**TASK BRIEF:** Search the data below for the string "Beijing". Extract every line that contains it.

**INPUT FOR THIS TASK:**

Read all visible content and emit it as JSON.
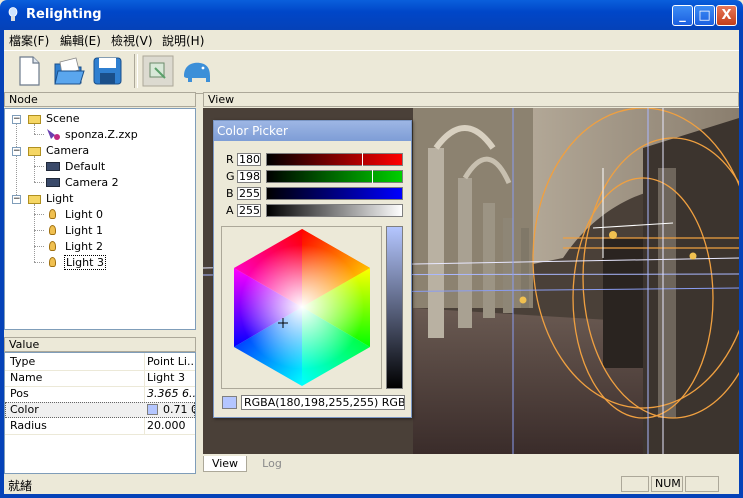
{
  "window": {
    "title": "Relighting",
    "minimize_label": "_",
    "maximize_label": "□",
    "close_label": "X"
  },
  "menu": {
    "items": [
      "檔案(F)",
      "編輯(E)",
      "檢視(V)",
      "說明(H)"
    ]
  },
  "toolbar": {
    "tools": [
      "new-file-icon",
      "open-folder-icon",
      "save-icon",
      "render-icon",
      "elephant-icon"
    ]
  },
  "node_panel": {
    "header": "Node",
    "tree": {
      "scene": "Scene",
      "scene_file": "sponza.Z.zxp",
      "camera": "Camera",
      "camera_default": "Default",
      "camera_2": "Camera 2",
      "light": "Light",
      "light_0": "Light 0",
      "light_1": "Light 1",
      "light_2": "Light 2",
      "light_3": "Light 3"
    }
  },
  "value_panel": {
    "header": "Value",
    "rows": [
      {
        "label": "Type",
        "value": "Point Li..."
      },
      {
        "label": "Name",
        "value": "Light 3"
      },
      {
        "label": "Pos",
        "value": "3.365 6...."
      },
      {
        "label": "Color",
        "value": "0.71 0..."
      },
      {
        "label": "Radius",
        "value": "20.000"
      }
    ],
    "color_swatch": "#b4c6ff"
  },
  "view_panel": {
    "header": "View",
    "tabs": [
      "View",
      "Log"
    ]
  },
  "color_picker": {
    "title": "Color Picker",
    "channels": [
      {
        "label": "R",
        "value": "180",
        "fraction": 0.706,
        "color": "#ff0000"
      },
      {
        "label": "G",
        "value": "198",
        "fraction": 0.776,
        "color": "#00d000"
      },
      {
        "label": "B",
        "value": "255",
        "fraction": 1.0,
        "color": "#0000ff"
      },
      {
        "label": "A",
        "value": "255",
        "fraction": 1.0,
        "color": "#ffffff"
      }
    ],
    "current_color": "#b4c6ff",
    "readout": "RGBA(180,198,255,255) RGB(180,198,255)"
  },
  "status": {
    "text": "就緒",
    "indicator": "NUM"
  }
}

--

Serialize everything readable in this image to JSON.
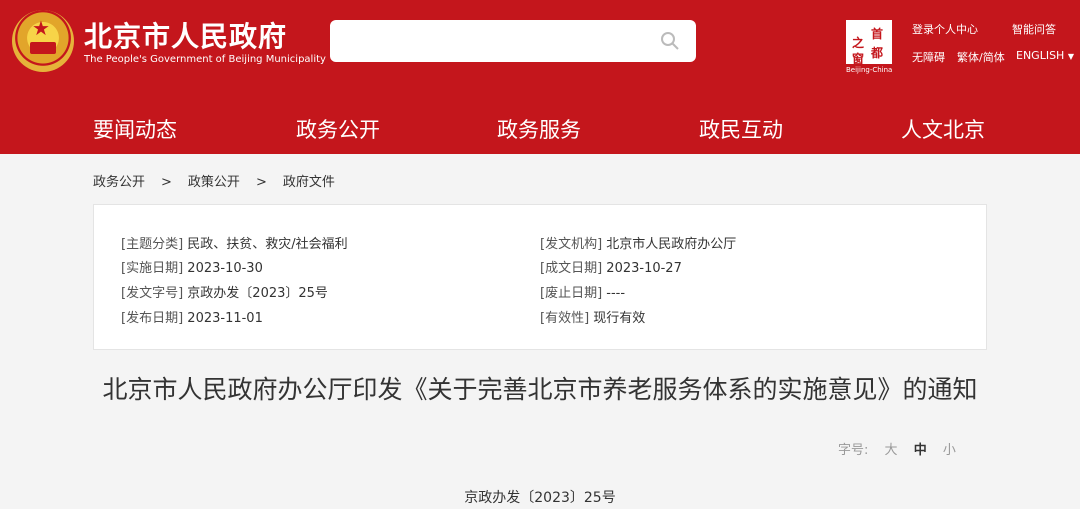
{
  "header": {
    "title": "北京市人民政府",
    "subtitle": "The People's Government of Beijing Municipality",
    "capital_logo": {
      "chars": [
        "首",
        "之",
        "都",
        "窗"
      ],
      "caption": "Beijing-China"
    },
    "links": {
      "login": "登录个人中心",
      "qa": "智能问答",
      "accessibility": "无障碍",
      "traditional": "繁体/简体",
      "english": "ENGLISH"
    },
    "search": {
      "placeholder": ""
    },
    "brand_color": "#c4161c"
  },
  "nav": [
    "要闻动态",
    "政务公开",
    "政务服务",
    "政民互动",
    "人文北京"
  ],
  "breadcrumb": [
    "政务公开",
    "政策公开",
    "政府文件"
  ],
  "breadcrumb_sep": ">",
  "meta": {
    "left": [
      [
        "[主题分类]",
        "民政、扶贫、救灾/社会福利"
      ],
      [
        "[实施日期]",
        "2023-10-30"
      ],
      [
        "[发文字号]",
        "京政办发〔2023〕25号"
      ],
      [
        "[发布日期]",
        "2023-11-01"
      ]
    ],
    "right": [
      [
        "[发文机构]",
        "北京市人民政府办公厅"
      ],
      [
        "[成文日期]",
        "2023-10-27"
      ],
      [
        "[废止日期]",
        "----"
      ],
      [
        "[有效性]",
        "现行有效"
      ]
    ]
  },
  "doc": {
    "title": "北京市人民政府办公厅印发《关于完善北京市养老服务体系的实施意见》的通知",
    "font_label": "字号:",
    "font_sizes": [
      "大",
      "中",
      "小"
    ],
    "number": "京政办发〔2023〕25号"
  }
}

**EXERCISE ANSWER:**
    "subtitle": "The People's Government of Beijing Municipality",
      "caption": "Beijing-China"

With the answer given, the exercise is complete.